_Goal of the exercise_: Check each line below for "screenshot" and report how many have it, nothing else.

_Data to use_:
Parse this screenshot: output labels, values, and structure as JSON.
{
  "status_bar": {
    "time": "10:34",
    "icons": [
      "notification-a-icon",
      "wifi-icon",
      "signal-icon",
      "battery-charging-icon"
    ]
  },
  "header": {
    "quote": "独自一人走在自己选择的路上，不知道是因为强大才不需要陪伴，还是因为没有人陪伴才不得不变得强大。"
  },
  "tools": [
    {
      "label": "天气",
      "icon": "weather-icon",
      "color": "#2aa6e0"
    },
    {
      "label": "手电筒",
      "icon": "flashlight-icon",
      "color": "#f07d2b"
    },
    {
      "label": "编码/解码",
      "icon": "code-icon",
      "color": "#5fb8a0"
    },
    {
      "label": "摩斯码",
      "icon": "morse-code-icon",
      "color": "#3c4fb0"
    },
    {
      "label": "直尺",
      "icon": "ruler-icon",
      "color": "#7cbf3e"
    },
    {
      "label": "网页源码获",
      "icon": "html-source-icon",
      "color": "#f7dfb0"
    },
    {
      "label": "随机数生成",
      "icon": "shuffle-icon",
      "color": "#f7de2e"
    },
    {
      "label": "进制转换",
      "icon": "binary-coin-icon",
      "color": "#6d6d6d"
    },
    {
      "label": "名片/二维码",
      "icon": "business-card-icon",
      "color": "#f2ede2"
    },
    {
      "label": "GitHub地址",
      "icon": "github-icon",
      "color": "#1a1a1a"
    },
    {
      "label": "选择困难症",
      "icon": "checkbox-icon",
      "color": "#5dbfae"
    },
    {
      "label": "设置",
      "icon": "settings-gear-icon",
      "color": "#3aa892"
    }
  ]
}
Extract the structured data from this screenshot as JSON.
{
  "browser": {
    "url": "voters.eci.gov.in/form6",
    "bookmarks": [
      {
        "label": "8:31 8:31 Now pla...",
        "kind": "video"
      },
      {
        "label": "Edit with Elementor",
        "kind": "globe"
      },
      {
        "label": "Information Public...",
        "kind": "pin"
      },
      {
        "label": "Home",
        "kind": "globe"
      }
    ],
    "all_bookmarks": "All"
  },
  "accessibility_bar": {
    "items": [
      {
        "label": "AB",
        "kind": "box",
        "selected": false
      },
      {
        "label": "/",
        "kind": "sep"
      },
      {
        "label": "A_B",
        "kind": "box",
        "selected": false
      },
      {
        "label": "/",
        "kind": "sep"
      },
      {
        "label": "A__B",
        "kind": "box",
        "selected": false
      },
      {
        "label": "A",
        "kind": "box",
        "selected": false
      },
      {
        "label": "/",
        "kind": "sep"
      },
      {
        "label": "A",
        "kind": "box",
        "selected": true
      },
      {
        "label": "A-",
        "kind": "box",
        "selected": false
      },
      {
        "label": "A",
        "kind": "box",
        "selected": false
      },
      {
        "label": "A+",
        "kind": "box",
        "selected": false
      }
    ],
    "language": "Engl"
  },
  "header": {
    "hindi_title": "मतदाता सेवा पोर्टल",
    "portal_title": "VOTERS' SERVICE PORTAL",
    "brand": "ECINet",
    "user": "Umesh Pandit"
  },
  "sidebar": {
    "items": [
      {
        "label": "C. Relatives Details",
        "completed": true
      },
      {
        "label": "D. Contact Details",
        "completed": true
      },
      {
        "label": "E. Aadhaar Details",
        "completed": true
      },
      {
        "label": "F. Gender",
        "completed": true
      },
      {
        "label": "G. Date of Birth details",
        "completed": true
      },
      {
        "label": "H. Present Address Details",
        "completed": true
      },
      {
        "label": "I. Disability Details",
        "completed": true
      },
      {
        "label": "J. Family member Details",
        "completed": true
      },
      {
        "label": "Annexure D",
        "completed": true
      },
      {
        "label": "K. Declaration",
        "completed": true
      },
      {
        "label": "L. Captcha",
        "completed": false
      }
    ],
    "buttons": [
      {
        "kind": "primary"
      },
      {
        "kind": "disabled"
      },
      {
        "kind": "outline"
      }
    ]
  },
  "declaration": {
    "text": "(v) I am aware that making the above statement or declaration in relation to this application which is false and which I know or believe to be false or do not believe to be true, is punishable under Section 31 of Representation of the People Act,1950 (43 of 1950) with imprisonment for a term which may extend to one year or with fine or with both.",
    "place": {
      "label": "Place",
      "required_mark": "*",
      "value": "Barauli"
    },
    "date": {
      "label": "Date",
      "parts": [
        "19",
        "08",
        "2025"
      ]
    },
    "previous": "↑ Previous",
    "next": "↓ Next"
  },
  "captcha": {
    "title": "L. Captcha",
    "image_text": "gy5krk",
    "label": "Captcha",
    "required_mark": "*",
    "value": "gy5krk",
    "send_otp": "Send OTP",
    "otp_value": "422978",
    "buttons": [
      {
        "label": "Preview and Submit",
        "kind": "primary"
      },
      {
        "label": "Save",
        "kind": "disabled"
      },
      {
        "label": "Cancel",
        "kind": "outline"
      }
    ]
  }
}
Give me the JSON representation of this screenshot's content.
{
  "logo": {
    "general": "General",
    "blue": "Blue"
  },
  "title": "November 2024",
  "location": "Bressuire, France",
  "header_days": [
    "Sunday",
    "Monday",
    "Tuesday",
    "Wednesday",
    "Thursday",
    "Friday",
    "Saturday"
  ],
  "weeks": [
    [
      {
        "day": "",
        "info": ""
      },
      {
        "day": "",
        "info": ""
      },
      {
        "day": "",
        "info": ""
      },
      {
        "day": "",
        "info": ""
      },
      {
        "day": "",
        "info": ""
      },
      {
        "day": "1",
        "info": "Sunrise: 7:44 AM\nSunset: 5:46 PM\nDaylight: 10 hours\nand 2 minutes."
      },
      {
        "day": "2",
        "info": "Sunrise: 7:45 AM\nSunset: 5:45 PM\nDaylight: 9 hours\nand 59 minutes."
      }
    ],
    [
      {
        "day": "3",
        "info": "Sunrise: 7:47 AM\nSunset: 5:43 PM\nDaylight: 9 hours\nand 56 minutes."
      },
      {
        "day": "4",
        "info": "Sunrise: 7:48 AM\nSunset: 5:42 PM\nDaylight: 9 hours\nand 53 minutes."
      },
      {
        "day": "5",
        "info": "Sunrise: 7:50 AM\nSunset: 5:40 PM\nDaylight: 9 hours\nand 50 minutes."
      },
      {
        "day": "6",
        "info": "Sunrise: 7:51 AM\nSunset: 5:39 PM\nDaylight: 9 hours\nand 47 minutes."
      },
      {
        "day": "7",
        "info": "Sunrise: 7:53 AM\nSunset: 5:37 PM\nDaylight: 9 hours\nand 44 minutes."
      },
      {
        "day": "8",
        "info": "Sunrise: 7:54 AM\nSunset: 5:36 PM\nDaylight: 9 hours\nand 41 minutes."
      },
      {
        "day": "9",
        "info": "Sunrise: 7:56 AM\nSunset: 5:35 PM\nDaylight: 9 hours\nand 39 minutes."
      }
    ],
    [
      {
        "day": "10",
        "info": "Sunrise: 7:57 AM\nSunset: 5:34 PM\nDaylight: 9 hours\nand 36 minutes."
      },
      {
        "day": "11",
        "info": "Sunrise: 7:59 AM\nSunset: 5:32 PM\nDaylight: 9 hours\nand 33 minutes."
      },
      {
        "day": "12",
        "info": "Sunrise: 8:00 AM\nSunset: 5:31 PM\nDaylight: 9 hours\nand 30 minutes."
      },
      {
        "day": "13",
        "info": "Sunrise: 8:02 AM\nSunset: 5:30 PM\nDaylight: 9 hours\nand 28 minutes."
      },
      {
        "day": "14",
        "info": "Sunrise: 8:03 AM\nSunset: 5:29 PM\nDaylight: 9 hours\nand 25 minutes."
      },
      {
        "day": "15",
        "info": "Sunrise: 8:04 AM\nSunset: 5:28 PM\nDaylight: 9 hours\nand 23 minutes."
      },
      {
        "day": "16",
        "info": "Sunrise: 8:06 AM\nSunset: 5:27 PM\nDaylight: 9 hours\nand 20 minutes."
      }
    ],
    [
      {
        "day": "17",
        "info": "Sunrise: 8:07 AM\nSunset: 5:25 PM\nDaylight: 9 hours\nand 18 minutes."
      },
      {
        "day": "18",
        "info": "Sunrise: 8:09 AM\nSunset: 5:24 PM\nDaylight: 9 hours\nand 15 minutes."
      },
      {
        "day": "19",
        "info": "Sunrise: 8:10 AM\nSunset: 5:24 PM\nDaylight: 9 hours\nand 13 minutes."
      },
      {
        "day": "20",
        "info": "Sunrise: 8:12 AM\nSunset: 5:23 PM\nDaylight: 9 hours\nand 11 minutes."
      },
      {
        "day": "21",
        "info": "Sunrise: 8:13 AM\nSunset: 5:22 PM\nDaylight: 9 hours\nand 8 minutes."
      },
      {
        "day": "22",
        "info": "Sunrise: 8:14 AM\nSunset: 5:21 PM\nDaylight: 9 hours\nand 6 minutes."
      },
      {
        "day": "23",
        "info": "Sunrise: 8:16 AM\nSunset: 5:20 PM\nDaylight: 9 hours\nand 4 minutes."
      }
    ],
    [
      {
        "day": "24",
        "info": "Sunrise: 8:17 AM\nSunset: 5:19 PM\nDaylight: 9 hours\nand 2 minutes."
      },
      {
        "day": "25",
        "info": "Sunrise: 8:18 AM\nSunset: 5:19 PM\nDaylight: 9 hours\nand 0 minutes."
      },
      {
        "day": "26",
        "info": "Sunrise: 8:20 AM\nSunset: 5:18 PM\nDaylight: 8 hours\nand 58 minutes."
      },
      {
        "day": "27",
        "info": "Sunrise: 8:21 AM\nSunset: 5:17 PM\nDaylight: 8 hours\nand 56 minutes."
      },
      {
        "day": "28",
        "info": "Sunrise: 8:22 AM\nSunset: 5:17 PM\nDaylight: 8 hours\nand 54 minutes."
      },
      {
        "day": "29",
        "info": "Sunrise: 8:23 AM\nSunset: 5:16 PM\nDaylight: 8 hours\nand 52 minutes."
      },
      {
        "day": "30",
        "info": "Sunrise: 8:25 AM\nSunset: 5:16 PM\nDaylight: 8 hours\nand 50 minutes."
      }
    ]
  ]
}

_Exercise result_: 3